## DATA EXTRACT:

§ §

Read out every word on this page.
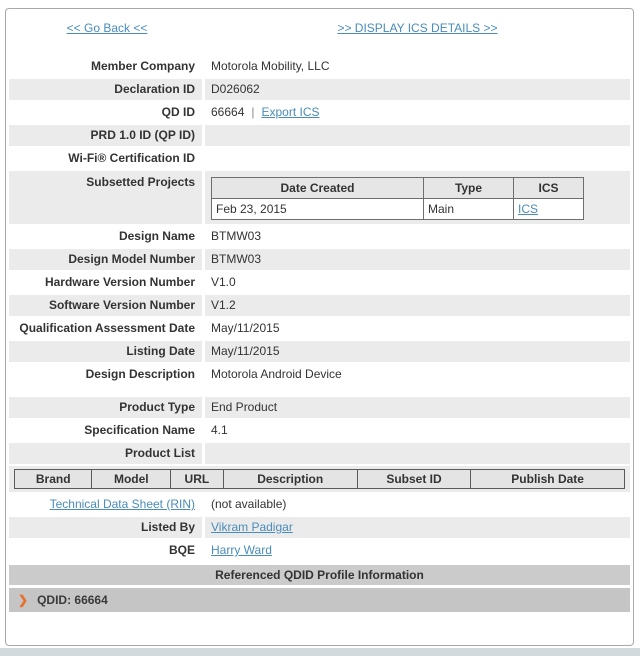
<< Go Back <<	>> DISPLAY ICS DETAILS >>
Member Company	Motorola Mobility, LLC
Declaration ID	D026062
QD ID	66664 | Export ICS
PRD 1.0 ID (QP ID)
Wi-Fi® Certification ID
Subsetted Projects	Date Created	Type	ICS
Feb 23, 2015	Main	ICS
Design Name	BTMW03
Design Model Number	BTMW03
Hardware Version Number	V1.0
Software Version Number	V1.2
Qualification Assessment Date	May/11/2015
Listing Date	May/11/2015
Design Description	Motorola Android Device
Product Type	End Product
Specification Name	4.1
Product List
Brand	Model	URL	Description	Subset ID	Publish Date
Technical Data Sheet (RIN)	(not available)
Listed By	Vikram Padigar
BQE	Harry Ward
Referenced QDID Profile Information
❯ QDID: 66664
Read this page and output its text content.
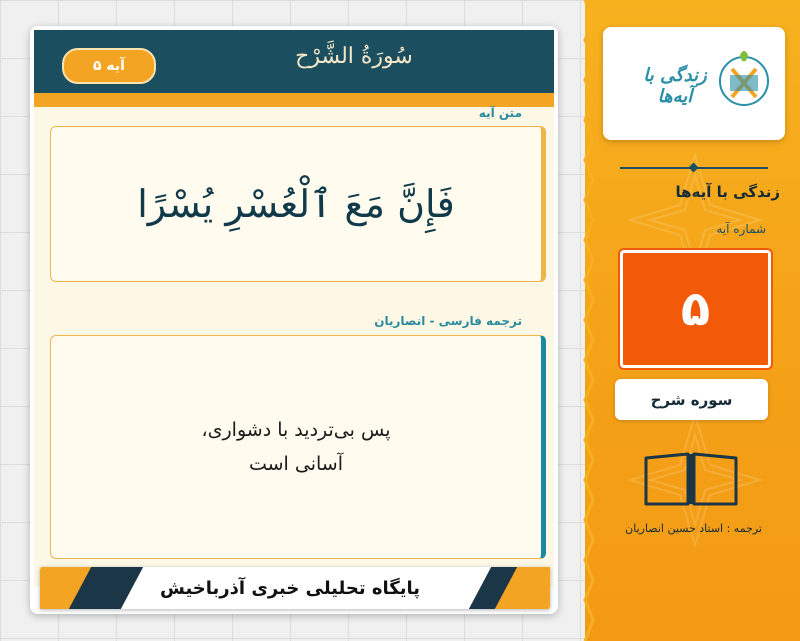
آیه ۵	سُورَةُ الشَّرْح
متن آیه
فَإِنَّ مَعَ ٱلْعُسْرِ يُسْرًا
ترجمه فارسی - انصاریان
پس بی‌تردید با دشواری،
آسانی است
پایگاه تحلیلی خبری آذرباخیش
زندگی با آیه‌ها
زندگی با آیه‌ها
شماره آیه
۵
سوره شرح
ترجمه : استاد حسین انصاریان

§ §

## EXERCISE AIM:
Respond with the number of lines containing "QDID" and no additional words.

## RESPONSE TO THIS EXERCISE:
2